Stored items
━━━━━━━━━━━━━━━━

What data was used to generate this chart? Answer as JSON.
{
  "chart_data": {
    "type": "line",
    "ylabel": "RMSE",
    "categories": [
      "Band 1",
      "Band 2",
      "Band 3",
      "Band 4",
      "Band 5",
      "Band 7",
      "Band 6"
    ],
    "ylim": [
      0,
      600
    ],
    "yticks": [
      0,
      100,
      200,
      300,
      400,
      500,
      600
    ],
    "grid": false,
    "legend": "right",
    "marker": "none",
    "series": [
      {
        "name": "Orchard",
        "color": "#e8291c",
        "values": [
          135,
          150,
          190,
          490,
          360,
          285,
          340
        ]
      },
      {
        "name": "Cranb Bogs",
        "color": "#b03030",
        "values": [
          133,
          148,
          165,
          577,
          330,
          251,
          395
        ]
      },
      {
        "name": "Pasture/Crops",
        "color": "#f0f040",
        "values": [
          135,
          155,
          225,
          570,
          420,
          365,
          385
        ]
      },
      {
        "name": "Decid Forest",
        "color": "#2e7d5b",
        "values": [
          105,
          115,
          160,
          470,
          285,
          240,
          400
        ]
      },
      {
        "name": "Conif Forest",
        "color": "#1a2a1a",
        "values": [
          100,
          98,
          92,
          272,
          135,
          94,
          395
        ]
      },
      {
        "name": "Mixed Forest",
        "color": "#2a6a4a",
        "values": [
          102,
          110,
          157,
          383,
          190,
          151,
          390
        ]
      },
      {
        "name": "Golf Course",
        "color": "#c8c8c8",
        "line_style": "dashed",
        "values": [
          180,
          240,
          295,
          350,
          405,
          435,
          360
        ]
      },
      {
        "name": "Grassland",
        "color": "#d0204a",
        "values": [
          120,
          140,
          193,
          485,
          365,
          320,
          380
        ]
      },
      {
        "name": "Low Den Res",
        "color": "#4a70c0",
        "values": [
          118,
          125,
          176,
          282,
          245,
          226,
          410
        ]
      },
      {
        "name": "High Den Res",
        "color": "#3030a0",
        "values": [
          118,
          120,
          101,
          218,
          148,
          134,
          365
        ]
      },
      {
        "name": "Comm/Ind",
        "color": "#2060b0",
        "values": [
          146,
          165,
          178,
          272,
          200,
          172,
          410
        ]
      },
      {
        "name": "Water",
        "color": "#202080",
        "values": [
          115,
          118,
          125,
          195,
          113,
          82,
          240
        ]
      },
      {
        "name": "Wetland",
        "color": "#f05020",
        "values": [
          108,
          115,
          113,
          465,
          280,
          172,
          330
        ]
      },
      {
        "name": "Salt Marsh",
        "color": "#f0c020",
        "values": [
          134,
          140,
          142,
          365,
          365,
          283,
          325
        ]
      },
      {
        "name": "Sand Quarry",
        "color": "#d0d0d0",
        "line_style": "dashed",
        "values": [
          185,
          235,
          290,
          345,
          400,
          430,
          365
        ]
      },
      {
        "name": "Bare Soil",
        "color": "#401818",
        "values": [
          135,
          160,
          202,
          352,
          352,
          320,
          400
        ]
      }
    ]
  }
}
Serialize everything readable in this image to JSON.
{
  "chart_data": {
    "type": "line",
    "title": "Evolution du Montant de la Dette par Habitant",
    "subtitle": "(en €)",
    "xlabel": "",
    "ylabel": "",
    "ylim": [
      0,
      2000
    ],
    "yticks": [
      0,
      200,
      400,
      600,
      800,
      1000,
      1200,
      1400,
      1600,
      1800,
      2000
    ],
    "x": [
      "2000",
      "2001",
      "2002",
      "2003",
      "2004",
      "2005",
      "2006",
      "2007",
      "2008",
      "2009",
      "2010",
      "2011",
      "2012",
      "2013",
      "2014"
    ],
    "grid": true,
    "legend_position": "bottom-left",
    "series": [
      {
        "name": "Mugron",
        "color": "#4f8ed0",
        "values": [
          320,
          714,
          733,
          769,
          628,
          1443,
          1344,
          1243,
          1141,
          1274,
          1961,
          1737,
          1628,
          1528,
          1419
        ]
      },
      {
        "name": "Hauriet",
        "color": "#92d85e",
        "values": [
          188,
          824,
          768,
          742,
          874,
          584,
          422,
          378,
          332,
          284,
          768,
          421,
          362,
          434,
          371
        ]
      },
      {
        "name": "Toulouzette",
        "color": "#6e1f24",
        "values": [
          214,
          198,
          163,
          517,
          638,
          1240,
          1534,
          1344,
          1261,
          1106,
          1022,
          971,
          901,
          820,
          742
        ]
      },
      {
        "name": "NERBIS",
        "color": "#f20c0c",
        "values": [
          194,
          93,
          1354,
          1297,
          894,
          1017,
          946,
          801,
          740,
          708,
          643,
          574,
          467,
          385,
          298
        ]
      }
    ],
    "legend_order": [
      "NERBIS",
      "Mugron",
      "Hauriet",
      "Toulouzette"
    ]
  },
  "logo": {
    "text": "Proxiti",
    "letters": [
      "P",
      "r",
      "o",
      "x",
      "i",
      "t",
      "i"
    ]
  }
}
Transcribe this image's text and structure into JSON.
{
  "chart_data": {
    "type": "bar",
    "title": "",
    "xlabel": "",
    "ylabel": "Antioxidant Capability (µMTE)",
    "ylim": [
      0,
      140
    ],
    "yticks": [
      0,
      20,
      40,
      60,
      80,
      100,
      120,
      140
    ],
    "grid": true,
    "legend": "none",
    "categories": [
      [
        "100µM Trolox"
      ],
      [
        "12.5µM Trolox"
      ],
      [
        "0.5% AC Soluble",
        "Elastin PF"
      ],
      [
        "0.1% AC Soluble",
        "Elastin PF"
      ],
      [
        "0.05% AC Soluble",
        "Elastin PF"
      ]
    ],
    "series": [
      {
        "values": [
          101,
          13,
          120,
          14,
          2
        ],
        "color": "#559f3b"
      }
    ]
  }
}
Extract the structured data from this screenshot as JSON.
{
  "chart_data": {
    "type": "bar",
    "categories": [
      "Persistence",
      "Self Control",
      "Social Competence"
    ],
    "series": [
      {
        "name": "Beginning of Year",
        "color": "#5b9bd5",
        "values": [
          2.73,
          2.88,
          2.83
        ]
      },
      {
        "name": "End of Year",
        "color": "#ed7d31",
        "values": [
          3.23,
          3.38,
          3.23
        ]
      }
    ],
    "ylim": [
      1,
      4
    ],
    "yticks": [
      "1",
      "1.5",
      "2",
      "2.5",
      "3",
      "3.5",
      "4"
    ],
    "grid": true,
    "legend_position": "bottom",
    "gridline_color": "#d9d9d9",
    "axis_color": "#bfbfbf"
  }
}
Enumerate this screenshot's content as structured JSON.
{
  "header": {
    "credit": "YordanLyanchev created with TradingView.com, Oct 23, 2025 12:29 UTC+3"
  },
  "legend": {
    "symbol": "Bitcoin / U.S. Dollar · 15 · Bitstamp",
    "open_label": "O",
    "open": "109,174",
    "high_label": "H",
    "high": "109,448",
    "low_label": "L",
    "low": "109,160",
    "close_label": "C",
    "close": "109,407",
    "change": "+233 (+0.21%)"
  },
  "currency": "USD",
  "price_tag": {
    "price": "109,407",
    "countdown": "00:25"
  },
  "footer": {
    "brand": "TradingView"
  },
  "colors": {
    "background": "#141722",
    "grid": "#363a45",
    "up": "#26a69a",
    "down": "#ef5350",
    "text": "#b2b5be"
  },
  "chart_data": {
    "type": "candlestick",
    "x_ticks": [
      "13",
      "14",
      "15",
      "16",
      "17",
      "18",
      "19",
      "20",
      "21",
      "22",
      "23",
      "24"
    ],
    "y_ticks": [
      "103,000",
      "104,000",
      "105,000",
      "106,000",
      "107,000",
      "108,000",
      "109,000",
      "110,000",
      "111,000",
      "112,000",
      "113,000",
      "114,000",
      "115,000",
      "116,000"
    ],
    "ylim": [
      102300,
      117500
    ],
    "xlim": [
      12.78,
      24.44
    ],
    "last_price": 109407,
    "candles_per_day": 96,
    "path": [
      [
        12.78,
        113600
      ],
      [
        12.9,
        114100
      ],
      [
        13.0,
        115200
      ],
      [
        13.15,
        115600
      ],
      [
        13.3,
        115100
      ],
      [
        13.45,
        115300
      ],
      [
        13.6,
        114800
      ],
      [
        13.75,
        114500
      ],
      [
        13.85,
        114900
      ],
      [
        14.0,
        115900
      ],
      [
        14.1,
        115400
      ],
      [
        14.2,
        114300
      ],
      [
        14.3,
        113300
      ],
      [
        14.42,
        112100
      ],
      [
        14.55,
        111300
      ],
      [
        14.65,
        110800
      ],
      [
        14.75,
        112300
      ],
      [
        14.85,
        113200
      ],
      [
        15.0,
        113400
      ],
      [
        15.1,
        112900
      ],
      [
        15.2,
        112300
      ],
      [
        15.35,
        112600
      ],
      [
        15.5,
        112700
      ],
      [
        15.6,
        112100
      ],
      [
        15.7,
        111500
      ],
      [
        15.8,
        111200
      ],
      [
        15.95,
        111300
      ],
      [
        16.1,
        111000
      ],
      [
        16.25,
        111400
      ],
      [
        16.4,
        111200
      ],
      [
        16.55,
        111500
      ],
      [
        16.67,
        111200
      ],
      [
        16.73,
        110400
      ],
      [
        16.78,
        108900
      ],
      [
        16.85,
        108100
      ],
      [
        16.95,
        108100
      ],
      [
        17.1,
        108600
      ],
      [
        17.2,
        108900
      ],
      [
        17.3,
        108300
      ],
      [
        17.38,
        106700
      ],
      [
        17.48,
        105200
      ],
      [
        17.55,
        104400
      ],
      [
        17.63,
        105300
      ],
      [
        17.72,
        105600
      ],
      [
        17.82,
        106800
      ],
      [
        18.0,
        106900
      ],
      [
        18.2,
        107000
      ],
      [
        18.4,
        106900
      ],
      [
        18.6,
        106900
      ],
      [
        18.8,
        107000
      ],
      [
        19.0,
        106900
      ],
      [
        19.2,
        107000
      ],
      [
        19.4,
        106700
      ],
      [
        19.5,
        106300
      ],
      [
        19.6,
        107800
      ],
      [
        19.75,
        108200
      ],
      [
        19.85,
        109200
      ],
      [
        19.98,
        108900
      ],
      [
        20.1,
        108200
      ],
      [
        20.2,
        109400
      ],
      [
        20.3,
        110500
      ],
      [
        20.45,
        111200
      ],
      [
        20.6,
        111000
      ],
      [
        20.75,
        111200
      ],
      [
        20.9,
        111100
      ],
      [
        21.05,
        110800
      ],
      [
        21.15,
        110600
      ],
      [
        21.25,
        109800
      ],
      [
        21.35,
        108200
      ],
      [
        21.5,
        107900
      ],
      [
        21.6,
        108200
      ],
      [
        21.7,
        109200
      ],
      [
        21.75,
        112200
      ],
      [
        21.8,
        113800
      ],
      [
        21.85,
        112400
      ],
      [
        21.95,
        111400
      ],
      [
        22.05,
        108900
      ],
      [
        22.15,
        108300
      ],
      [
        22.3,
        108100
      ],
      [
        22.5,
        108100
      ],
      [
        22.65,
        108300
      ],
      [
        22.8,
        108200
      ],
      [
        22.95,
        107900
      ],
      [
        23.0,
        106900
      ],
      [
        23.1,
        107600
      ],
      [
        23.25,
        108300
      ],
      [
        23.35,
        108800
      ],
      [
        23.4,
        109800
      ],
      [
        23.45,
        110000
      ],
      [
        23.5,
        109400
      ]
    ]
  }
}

━━━━━━━━━━━━━━━━

▶ Set task: In the entries above, identify every line with the word "Band". Copy those lines.

▶ Solution to the exercise:
      "Band 1",
      "Band 2",
      "Band 3",
      "Band 4",
      "Band 5",
      "Band 7",
      "Band 6"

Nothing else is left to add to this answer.